- **THE REQUEST**
Make an exact copy of the records, with the pictures left out.

[Begin]

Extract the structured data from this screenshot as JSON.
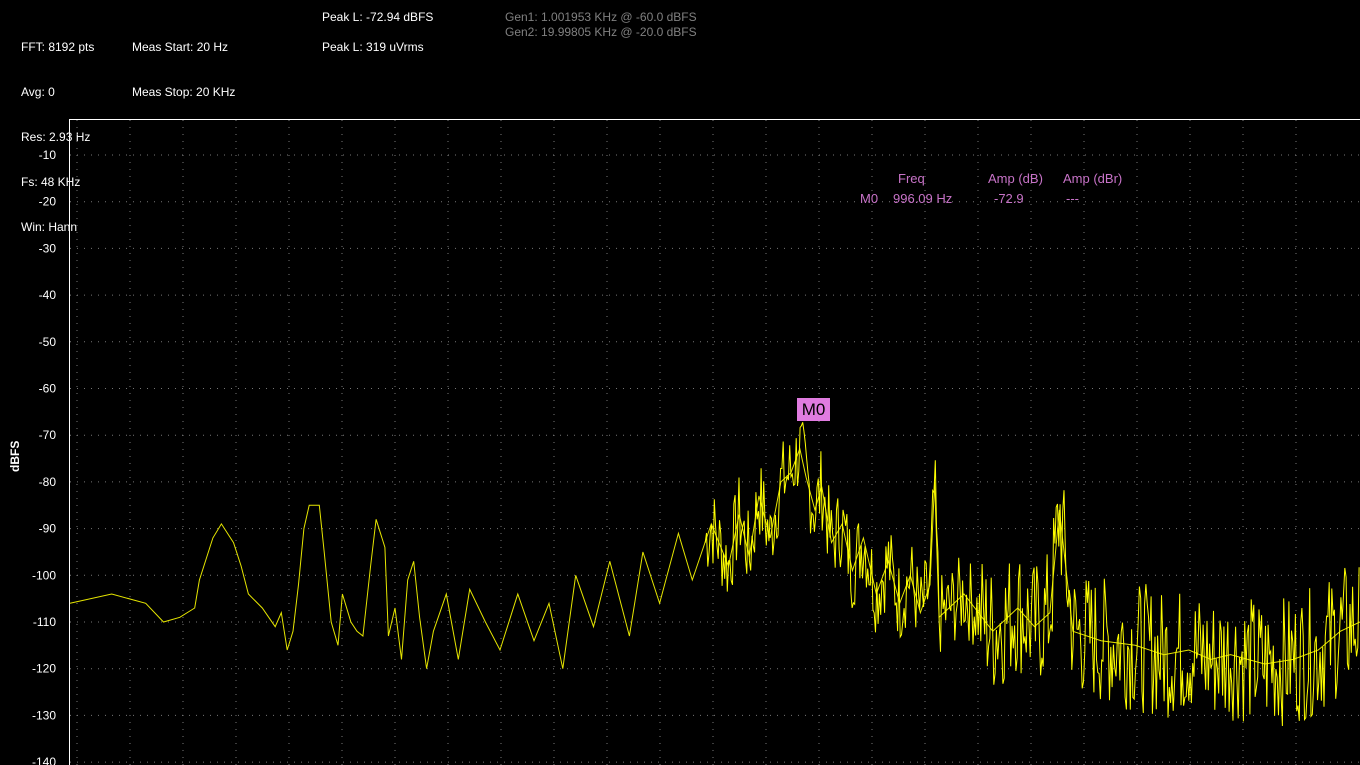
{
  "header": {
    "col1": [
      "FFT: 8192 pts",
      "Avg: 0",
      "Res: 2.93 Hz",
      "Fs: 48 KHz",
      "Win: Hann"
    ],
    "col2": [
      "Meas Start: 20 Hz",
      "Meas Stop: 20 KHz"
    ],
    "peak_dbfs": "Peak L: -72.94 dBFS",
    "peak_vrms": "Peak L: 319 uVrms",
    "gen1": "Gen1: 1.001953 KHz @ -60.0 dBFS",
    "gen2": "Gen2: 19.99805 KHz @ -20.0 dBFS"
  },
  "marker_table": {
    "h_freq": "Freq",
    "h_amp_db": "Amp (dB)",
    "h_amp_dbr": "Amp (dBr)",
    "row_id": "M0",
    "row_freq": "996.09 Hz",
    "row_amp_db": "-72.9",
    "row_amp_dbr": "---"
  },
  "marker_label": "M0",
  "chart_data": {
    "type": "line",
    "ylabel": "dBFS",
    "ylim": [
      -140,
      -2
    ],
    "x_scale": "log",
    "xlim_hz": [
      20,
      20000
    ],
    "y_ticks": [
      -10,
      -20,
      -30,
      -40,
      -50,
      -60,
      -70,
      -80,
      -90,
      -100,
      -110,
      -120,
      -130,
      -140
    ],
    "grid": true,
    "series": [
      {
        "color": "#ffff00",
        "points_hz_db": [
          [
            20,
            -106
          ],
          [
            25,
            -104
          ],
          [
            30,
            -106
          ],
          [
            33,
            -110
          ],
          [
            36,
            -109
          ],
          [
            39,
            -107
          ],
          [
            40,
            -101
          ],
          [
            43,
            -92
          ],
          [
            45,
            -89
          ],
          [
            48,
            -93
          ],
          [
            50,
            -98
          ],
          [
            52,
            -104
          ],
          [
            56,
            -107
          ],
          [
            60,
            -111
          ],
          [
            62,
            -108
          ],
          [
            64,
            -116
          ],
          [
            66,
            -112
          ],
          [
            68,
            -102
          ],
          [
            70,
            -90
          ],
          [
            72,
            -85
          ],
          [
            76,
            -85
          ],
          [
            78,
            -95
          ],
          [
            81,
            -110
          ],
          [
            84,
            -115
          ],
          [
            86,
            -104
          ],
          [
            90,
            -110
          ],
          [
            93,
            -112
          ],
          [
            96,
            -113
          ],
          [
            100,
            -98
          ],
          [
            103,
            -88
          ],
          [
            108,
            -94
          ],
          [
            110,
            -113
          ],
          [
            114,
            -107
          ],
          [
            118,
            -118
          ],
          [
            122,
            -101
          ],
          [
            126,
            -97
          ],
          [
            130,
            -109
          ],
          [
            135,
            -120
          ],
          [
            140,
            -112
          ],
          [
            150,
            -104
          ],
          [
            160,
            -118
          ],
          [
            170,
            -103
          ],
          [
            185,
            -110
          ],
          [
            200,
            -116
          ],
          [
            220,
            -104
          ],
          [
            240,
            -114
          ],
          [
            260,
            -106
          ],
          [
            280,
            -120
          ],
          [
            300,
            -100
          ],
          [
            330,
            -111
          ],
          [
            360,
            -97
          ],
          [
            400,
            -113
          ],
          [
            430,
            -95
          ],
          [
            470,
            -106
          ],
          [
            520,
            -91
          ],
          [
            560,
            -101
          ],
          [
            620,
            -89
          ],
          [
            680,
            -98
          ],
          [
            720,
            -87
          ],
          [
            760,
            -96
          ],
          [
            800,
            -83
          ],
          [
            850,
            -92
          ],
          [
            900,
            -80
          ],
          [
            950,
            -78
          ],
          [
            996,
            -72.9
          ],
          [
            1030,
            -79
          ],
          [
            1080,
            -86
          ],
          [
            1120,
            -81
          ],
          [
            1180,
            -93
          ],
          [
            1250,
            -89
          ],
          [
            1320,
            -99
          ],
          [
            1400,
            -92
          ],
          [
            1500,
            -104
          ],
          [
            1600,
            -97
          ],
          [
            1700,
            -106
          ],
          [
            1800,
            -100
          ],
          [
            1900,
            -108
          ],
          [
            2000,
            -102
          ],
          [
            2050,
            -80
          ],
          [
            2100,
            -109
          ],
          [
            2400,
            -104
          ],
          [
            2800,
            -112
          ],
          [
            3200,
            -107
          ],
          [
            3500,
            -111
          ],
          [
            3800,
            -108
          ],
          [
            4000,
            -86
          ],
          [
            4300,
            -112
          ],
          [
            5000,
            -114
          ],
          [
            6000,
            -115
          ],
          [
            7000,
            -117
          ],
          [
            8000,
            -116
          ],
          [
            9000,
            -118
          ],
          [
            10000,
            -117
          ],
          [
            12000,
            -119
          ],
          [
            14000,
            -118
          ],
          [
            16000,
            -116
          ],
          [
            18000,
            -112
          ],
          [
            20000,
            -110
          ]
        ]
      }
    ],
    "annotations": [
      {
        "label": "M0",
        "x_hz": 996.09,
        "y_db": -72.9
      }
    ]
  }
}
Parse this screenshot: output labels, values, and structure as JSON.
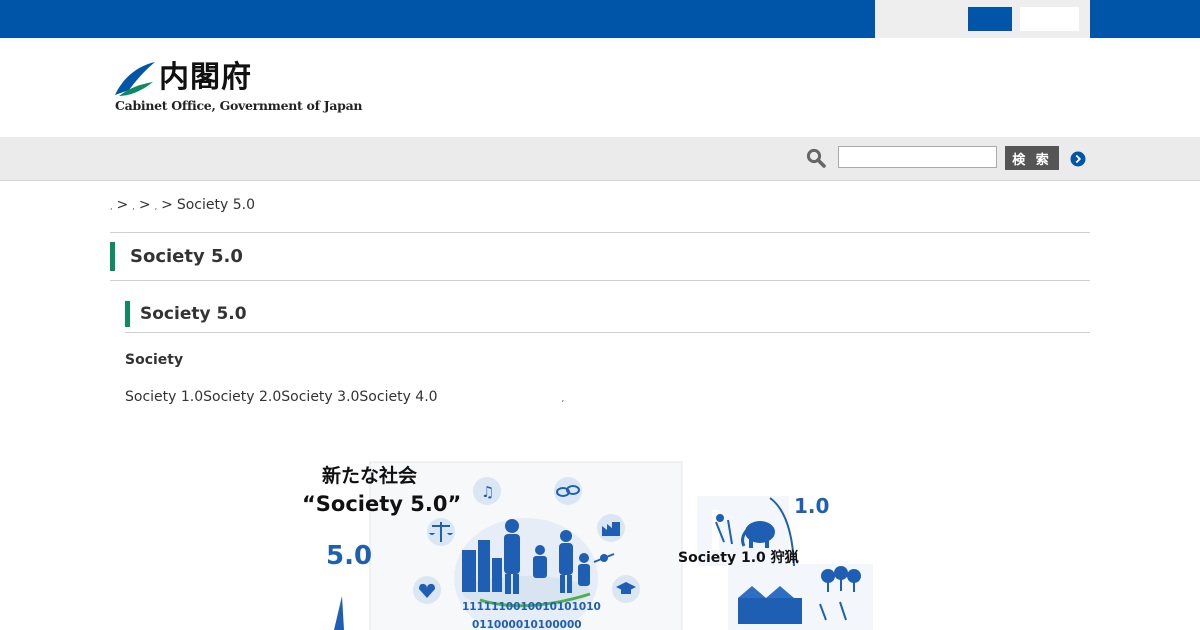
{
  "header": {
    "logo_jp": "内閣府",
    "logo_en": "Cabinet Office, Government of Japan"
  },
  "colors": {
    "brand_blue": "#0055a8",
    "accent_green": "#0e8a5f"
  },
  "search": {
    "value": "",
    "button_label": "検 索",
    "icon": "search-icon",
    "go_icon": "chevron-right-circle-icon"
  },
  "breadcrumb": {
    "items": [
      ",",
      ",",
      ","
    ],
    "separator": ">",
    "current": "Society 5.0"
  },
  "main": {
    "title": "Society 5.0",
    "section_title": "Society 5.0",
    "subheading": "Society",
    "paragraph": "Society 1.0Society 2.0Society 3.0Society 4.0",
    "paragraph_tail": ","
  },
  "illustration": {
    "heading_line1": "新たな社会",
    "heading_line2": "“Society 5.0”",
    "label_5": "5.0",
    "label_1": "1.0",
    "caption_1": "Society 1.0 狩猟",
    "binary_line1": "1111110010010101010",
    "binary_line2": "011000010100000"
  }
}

[End]

- **TASK SOLUTION**
Extract the structured data from this screenshot as JSON.
{
  "header": {
    "col1": [
      "FFT: 8192 pts",
      "Avg: 0",
      "Res: 2.93 Hz",
      "Fs: 48 KHz",
      "Win: Hann"
    ],
    "col2": [
      "Meas Start: 20 Hz",
      "Meas Stop: 20 KHz"
    ],
    "peak_dbfs": "Peak L: -72.94 dBFS",
    "peak_vrms": "Peak L: 319 uVrms",
    "gen1": "Gen1: 1.001953 KHz @ -60.0 dBFS",
    "gen2": "Gen2: 19.99805 KHz @ -20.0 dBFS"
  },
  "marker_table": {
    "h_freq": "Freq",
    "h_amp_db": "Amp (dB)",
    "h_amp_dbr": "Amp (dBr)",
    "row_id": "M0",
    "row_freq": "996.09 Hz",
    "row_amp_db": "-72.9",
    "row_amp_dbr": "---"
  },
  "marker_label": "M0",
  "chart_data": {
    "type": "line",
    "ylabel": "dBFS",
    "ylim": [
      -140,
      -2
    ],
    "x_scale": "log",
    "xlim_hz": [
      20,
      20000
    ],
    "y_ticks": [
      -10,
      -20,
      -30,
      -40,
      -50,
      -60,
      -70,
      -80,
      -90,
      -100,
      -110,
      -120,
      -130,
      -140
    ],
    "grid": true,
    "series": [
      {
        "color": "#ffff00",
        "points_hz_db": [
          [
            20,
            -106
          ],
          [
            25,
            -104
          ],
          [
            30,
            -106
          ],
          [
            33,
            -110
          ],
          [
            36,
            -109
          ],
          [
            39,
            -107
          ],
          [
            40,
            -101
          ],
          [
            43,
            -92
          ],
          [
            45,
            -89
          ],
          [
            48,
            -93
          ],
          [
            50,
            -98
          ],
          [
            52,
            -104
          ],
          [
            56,
            -107
          ],
          [
            60,
            -111
          ],
          [
            62,
            -108
          ],
          [
            64,
            -116
          ],
          [
            66,
            -112
          ],
          [
            68,
            -102
          ],
          [
            70,
            -90
          ],
          [
            72,
            -85
          ],
          [
            76,
            -85
          ],
          [
            78,
            -95
          ],
          [
            81,
            -110
          ],
          [
            84,
            -115
          ],
          [
            86,
            -104
          ],
          [
            90,
            -110
          ],
          [
            93,
            -112
          ],
          [
            96,
            -113
          ],
          [
            100,
            -98
          ],
          [
            103,
            -88
          ],
          [
            108,
            -94
          ],
          [
            110,
            -113
          ],
          [
            114,
            -107
          ],
          [
            118,
            -118
          ],
          [
            122,
            -101
          ],
          [
            126,
            -97
          ],
          [
            130,
            -109
          ],
          [
            135,
            -120
          ],
          [
            140,
            -112
          ],
          [
            150,
            -104
          ],
          [
            160,
            -118
          ],
          [
            170,
            -103
          ],
          [
            185,
            -110
          ],
          [
            200,
            -116
          ],
          [
            220,
            -104
          ],
          [
            240,
            -114
          ],
          [
            260,
            -106
          ],
          [
            280,
            -120
          ],
          [
            300,
            -100
          ],
          [
            330,
            -111
          ],
          [
            360,
            -97
          ],
          [
            400,
            -113
          ],
          [
            430,
            -95
          ],
          [
            470,
            -106
          ],
          [
            520,
            -91
          ],
          [
            560,
            -101
          ],
          [
            620,
            -89
          ],
          [
            680,
            -98
          ],
          [
            720,
            -87
          ],
          [
            760,
            -96
          ],
          [
            800,
            -83
          ],
          [
            850,
            -92
          ],
          [
            900,
            -80
          ],
          [
            950,
            -78
          ],
          [
            996,
            -72.9
          ],
          [
            1030,
            -79
          ],
          [
            1080,
            -86
          ],
          [
            1120,
            -81
          ],
          [
            1180,
            -93
          ],
          [
            1250,
            -89
          ],
          [
            1320,
            -99
          ],
          [
            1400,
            -92
          ],
          [
            1500,
            -104
          ],
          [
            1600,
            -97
          ],
          [
            1700,
            -106
          ],
          [
            1800,
            -100
          ],
          [
            1900,
            -108
          ],
          [
            2000,
            -102
          ],
          [
            2050,
            -80
          ],
          [
            2100,
            -109
          ],
          [
            2400,
            -104
          ],
          [
            2800,
            -112
          ],
          [
            3200,
            -107
          ],
          [
            3500,
            -111
          ],
          [
            3800,
            -108
          ],
          [
            4000,
            -86
          ],
          [
            4300,
            -112
          ],
          [
            5000,
            -114
          ],
          [
            6000,
            -115
          ],
          [
            7000,
            -117
          ],
          [
            8000,
            -116
          ],
          [
            9000,
            -118
          ],
          [
            10000,
            -117
          ],
          [
            12000,
            -119
          ],
          [
            14000,
            -118
          ],
          [
            16000,
            -116
          ],
          [
            18000,
            -112
          ],
          [
            20000,
            -110
          ]
        ]
      }
    ],
    "annotations": [
      {
        "label": "M0",
        "x_hz": 996.09,
        "y_db": -72.9
      }
    ]
  }
}
Parse this screenshot: output labels, values, and structure as JSON.
{
  "header": {
    "logo_jp": "内閣府",
    "logo_en": "Cabinet Office, Government of Japan"
  },
  "colors": {
    "brand_blue": "#0055a8",
    "accent_green": "#0e8a5f"
  },
  "search": {
    "value": "",
    "button_label": "検 索",
    "icon": "search-icon",
    "go_icon": "chevron-right-circle-icon"
  },
  "breadcrumb": {
    "items": [
      ",",
      ",",
      ","
    ],
    "separator": ">",
    "current": "Society 5.0"
  },
  "main": {
    "title": "Society 5.0",
    "section_title": "Society 5.0",
    "subheading": "Society",
    "paragraph": "Society 1.0Society 2.0Society 3.0Society 4.0",
    "paragraph_tail": ","
  },
  "illustration": {
    "heading_line1": "新たな社会",
    "heading_line2": "“Society 5.0”",
    "label_5": "5.0",
    "label_1": "1.0",
    "caption_1": "Society 1.0 狩猟",
    "binary_line1": "1111110010010101010",
    "binary_line2": "011000010100000"
  }
}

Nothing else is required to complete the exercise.